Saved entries
========================
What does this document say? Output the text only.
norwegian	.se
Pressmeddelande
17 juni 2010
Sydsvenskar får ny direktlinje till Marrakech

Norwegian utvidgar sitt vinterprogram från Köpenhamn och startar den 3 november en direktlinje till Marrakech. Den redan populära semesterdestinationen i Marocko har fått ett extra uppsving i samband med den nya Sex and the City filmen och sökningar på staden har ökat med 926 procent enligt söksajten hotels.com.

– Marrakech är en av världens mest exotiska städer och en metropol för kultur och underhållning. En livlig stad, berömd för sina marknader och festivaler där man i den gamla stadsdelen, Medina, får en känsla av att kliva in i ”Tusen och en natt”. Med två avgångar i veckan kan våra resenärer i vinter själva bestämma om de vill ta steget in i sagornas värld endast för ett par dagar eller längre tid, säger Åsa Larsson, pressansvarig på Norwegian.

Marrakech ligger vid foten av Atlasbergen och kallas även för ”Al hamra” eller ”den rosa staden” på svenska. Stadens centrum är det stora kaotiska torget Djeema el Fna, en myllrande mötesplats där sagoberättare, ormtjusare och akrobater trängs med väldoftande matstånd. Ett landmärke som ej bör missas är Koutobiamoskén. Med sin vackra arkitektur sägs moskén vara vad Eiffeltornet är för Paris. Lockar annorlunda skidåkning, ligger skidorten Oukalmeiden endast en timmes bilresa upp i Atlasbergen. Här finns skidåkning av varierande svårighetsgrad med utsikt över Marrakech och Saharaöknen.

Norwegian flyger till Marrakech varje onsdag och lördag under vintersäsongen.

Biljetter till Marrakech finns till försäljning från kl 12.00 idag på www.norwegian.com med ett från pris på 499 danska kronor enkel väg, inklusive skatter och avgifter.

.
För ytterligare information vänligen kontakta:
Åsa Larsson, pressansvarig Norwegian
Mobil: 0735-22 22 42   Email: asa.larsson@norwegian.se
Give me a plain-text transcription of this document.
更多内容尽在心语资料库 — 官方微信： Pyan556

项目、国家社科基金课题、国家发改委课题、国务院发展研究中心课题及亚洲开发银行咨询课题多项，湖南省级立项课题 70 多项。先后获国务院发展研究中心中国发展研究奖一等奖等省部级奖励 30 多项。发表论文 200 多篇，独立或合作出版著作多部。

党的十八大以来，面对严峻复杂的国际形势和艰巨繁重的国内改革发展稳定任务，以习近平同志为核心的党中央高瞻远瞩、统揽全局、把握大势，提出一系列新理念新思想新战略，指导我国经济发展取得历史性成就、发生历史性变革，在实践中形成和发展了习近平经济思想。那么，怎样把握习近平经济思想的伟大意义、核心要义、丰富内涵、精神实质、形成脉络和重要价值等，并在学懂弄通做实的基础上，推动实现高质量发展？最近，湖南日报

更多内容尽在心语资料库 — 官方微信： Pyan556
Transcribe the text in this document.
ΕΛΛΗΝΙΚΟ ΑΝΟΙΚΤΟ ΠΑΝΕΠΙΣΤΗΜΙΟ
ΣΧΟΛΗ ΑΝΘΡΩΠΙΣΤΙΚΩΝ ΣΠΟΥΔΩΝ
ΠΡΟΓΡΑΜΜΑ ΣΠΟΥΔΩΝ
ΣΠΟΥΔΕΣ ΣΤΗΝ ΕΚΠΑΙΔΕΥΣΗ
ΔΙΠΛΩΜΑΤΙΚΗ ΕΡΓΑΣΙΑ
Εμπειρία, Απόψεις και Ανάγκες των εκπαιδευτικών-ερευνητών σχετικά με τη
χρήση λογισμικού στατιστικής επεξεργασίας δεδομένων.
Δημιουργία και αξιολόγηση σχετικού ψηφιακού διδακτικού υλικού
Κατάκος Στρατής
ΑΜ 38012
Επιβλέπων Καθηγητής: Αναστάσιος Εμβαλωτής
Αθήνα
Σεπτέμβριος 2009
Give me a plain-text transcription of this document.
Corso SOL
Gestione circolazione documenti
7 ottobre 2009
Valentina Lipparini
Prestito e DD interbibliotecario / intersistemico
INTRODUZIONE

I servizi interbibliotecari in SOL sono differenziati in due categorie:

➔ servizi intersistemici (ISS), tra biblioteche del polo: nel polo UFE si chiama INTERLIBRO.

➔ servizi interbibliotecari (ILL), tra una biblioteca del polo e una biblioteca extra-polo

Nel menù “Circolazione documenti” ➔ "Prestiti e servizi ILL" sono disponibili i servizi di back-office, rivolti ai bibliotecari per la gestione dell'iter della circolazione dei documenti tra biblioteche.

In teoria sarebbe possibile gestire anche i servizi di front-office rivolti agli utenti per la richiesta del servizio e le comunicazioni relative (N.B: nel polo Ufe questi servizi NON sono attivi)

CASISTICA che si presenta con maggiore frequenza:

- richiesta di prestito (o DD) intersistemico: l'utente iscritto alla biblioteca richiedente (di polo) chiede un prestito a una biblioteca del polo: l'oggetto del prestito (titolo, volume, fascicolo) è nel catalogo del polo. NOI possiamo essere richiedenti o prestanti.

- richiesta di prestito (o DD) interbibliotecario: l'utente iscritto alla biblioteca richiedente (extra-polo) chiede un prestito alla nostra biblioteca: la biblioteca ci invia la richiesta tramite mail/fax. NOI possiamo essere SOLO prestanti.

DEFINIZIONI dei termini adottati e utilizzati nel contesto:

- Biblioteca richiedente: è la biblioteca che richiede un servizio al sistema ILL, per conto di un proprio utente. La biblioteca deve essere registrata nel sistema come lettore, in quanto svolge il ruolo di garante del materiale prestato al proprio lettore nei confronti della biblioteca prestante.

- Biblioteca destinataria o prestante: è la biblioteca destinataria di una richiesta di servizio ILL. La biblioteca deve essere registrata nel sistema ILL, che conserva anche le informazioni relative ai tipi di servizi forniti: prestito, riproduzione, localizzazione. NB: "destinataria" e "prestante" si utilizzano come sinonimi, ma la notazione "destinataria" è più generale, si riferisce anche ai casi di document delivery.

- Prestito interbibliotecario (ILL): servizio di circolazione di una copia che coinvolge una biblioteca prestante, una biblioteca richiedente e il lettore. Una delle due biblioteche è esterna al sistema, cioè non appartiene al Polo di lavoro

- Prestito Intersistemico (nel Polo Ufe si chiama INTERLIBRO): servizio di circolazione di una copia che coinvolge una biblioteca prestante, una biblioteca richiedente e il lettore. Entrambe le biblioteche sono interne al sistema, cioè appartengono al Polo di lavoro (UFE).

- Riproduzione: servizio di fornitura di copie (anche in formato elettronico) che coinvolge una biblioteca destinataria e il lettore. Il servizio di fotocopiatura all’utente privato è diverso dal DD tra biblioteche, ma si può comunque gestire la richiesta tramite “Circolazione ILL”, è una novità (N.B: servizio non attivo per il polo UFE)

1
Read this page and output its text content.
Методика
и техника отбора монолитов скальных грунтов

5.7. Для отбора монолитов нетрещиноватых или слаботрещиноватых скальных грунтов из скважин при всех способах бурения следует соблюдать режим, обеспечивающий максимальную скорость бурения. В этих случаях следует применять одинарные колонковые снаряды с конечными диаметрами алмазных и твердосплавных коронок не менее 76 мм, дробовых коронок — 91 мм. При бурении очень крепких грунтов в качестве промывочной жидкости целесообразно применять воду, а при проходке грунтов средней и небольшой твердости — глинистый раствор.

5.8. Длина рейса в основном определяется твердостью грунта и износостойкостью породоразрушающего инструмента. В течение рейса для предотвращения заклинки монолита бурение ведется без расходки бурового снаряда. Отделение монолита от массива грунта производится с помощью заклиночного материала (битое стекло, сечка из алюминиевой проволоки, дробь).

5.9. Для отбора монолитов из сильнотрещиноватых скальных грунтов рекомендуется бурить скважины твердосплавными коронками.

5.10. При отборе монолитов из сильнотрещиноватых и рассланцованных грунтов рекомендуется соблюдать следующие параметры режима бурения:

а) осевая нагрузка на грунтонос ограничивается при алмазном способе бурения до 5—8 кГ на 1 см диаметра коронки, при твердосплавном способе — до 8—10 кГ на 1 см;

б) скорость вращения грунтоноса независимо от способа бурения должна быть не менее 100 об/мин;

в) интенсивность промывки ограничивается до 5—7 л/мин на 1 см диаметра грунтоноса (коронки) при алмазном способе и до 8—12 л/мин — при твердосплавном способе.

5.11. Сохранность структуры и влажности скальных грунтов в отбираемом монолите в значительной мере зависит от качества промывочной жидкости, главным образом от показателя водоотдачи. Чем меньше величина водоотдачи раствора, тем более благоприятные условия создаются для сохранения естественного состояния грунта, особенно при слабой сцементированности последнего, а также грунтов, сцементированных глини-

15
========================
PROBLEM REQUIREMENTS
Go through the listing above and return every line where the word "соблюдать" occurs.

THE REPLY
5.7. Для отбора монолитов нетрещиноватых или слаботрещиноватых скальных грунтов из скважин при всех способах бурения следует соблюдать режим, обеспечивающий максимальную скорость бурения. В этих случаях следует применять одинарные колонковые снаряды с конечными диаметрами алмазных и твердосплавных коронок не менее 76 мм, дробовых коронок — 91 мм. При бурении очень крепких грунтов в качестве промывочной жидкости целесообразно применять воду, а при проходке грунтов средней и небольшой твердости — глинистый раствор.
5.10. При отборе монолитов из сильнотрещиноватых и рассланцованных грунтов рекомендуется соблюдать следующие параметры режима бурения:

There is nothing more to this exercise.